Look through the records and report how many lines include the word "true", with no other words.

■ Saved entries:
□ □ □ □ □ □ □
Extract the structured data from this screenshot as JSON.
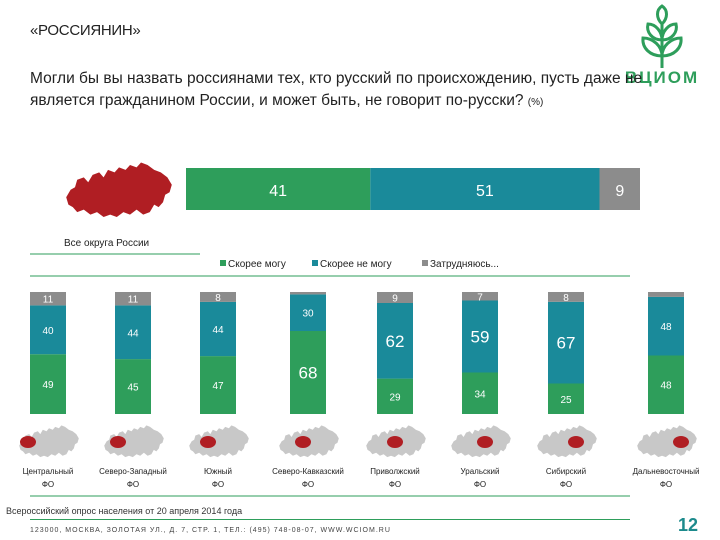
{
  "header": {
    "title": "«РОССИЯНИН»"
  },
  "question": {
    "text": "Могли бы вы назвать россиянами тех, кто русский по происхождению, пусть даже не является гражданином России, и может быть, не говорит по-русски?",
    "unit": "(%)"
  },
  "logo": {
    "text": "ВЦИОМ"
  },
  "colors": {
    "can": "#2e9e5b",
    "cannot": "#1a8a9a",
    "hard": "#8c8c8c",
    "map_base": "#c8c8c8",
    "map_highlight": "#b01e23",
    "accent": "#2e9e5b"
  },
  "chart_data": [
    {
      "type": "bar",
      "orientation": "horizontal-stacked",
      "category": "Все округа России",
      "series": [
        {
          "name": "Скорее могу",
          "value": 41
        },
        {
          "name": "Скорее не могу",
          "value": 51
        },
        {
          "name": "Затрудняюсь...",
          "value": 9
        }
      ]
    },
    {
      "type": "bar",
      "orientation": "vertical-stacked",
      "legend": [
        "Скорее могу",
        "Скорее не могу",
        "Затрудняюсь..."
      ],
      "categories": [
        "Центральный ФО",
        "Северо-Западный ФО",
        "Южный ФО",
        "Северо-Кавказский ФО",
        "Приволжский ФО",
        "Уральский ФО",
        "Сибирский ФО",
        "Дальневосточный ФО"
      ],
      "series": [
        {
          "name": "Скорее могу",
          "values": [
            49,
            45,
            47,
            68,
            29,
            34,
            25,
            48
          ]
        },
        {
          "name": "Скорее не могу",
          "values": [
            40,
            44,
            44,
            30,
            62,
            59,
            67,
            48
          ]
        },
        {
          "name": "Затрудняюсь...",
          "values": [
            11,
            11,
            8,
            2,
            9,
            7,
            8,
            4
          ]
        }
      ],
      "labels": {
        "Скорее могу": [
          "49",
          "45",
          "47",
          "68",
          "29",
          "34",
          "25",
          "48"
        ],
        "Скорее не могу": [
          "40",
          "44",
          "44",
          "30",
          "62",
          "59",
          "67",
          "48"
        ],
        "Затрудняюсь...": [
          "11",
          "11",
          "8",
          "",
          "9",
          "7",
          "8",
          ""
        ]
      }
    }
  ],
  "footer": {
    "note": "Всероссийский опрос населения от 20 апреля 2014 года",
    "address": "123000, МОСКВА, ЗОЛОТАЯ УЛ., Д. 7, СТР. 1, ТЕЛ.: (495) 748-08-07, WWW.WCIOM.RU"
  },
  "page_number": "12"
}
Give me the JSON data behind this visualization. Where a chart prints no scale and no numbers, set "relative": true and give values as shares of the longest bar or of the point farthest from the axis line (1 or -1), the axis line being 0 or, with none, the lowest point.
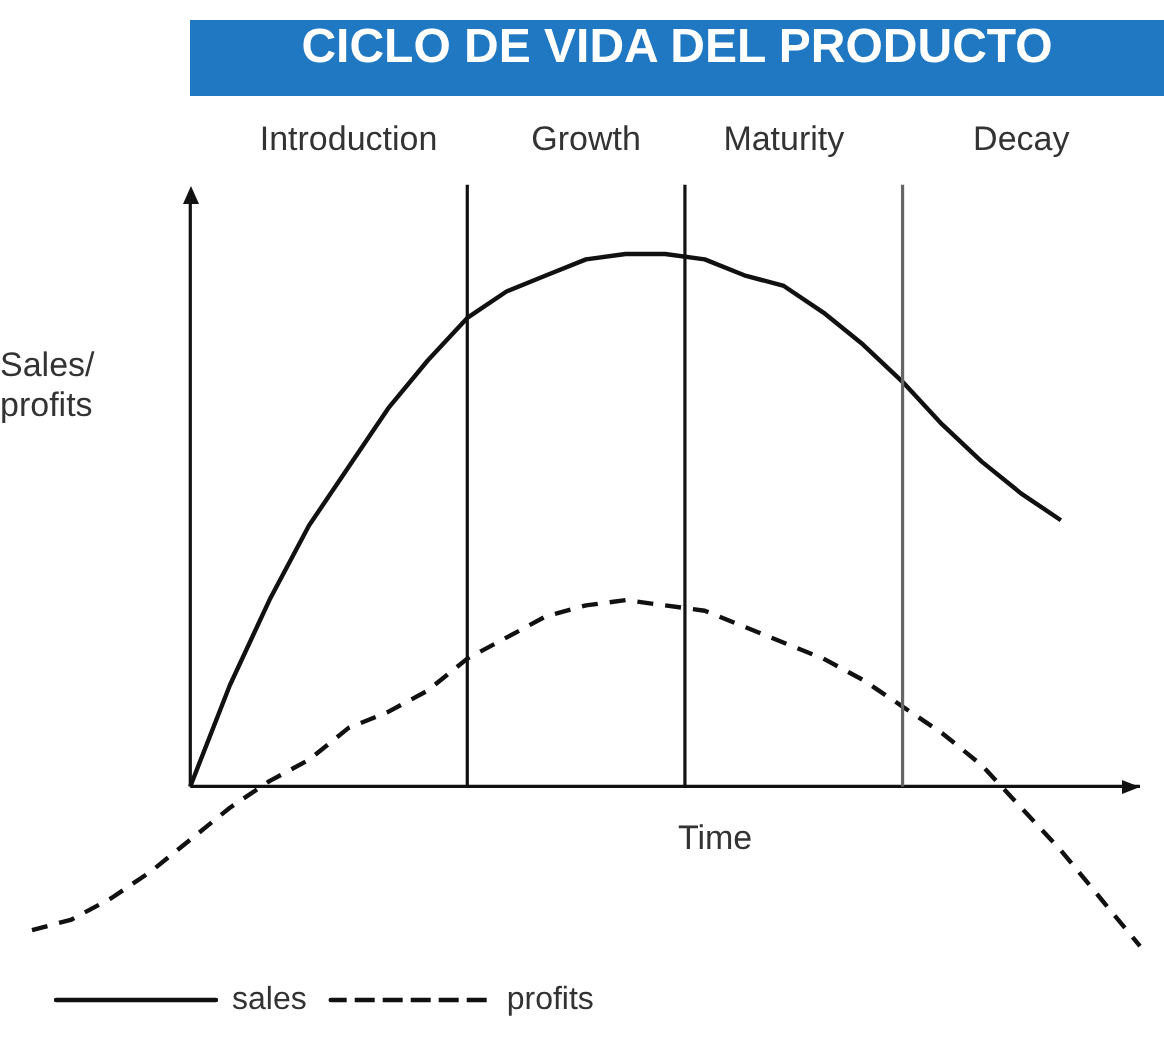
{
  "chart_data": {
    "type": "line",
    "title": "CICLO DE VIDA DEL PRODUCTO",
    "xlabel": "Time",
    "ylabel": "Sales/ profits",
    "relative": true,
    "tick_labels": "x",
    "legend": "bottom left",
    "marker": "none",
    "categories": [
      null,
      null,
      null,
      null,
      null,
      null,
      null,
      null,
      "Introduction",
      null,
      null,
      null,
      null,
      null,
      "Growth",
      null,
      null,
      null,
      null,
      "Maturity",
      null,
      null,
      null,
      null,
      null,
      "Decay",
      null,
      null,
      null
    ],
    "series": [
      {
        "name": "sales",
        "color": "#111111",
        "line_style": "solid",
        "values": [
          null,
          null,
          null,
          null,
          0,
          0.19,
          0.35,
          0.49,
          0.6,
          0.71,
          0.8,
          0.88,
          0.93,
          0.96,
          0.99,
          1,
          1,
          0.99,
          0.96,
          0.94,
          0.89,
          0.83,
          0.76,
          0.68,
          0.61,
          0.55,
          0.5,
          null,
          null
        ]
      },
      {
        "name": "profits",
        "color": "#111111",
        "line_style": "dashed",
        "values": [
          -0.27,
          -0.25,
          -0.21,
          -0.16,
          -0.1,
          -0.04,
          0.01,
          0.05,
          0.11,
          0.14,
          0.18,
          0.24,
          0.28,
          0.32,
          0.34,
          0.35,
          0.34,
          0.33,
          0.3,
          0.27,
          0.24,
          0.2,
          0.15,
          0.1,
          0.04,
          -0.04,
          -0.12,
          -0.21,
          -0.3
        ]
      }
    ]
  }
}
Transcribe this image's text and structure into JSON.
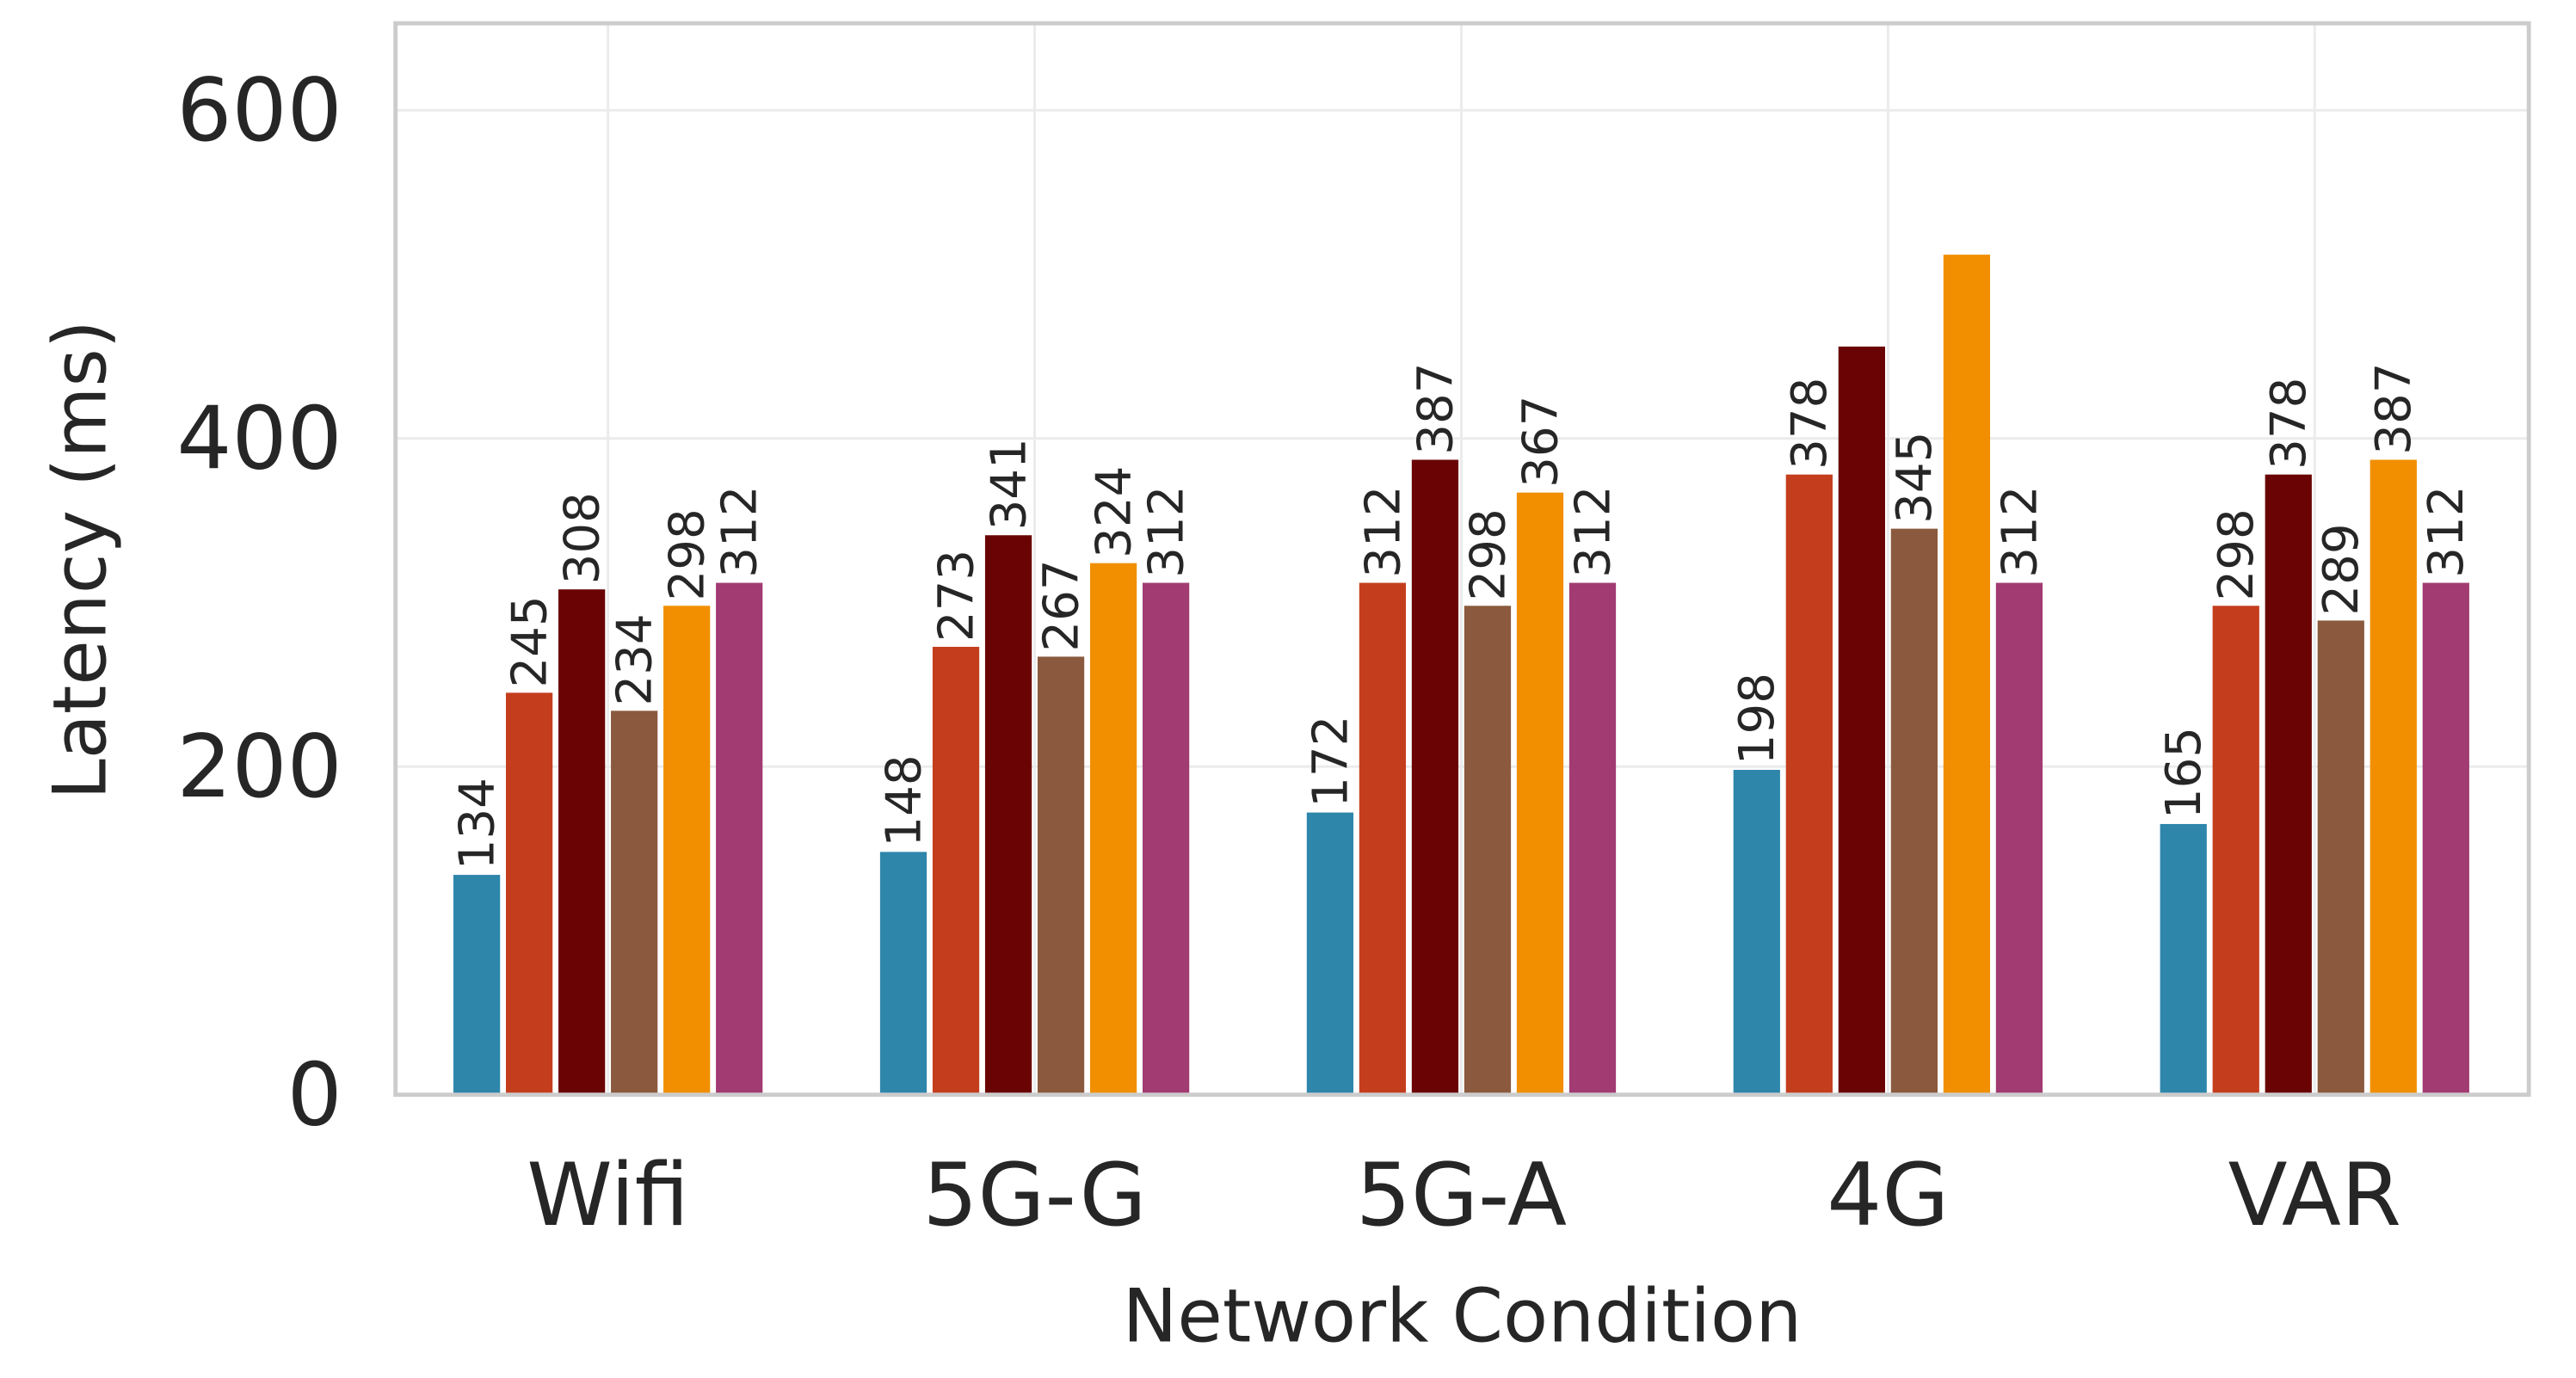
{
  "chart_data": {
    "type": "bar",
    "title": "",
    "xlabel": "Network Condition",
    "ylabel": "Latency (ms)",
    "ylim": [
      0,
      653
    ],
    "yticks": [
      0,
      200,
      400,
      600
    ],
    "grid": true,
    "legend": "none",
    "categories": [
      "Wifi",
      "5G-G",
      "5G-A",
      "4G",
      "VAR"
    ],
    "series": [
      {
        "color": "#2E86AB",
        "values": [
          134,
          148,
          172,
          198,
          165
        ],
        "labels": [
          "134",
          "148",
          "172",
          "198",
          "165"
        ]
      },
      {
        "color": "#C43E1E",
        "values": [
          245,
          273,
          312,
          378,
          298
        ],
        "labels": [
          "245",
          "273",
          "312",
          "378",
          "298"
        ]
      },
      {
        "color": "#6A0404",
        "values": [
          308,
          341,
          387,
          456,
          378
        ],
        "labels": [
          "308",
          "341",
          "387",
          "",
          "378"
        ]
      },
      {
        "color": "#8B5A3E",
        "values": [
          234,
          267,
          298,
          345,
          289
        ],
        "labels": [
          "234",
          "267",
          "298",
          "345",
          "289"
        ]
      },
      {
        "color": "#F18F01",
        "values": [
          298,
          324,
          367,
          512,
          387
        ],
        "labels": [
          "298",
          "324",
          "367",
          "",
          "387"
        ]
      },
      {
        "color": "#A23B72",
        "values": [
          312,
          312,
          312,
          312,
          312
        ],
        "labels": [
          "312",
          "312",
          "312",
          "312",
          "312"
        ]
      }
    ]
  }
}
□ □ □ □ □ □ □
■ CORRECT RESULT: 3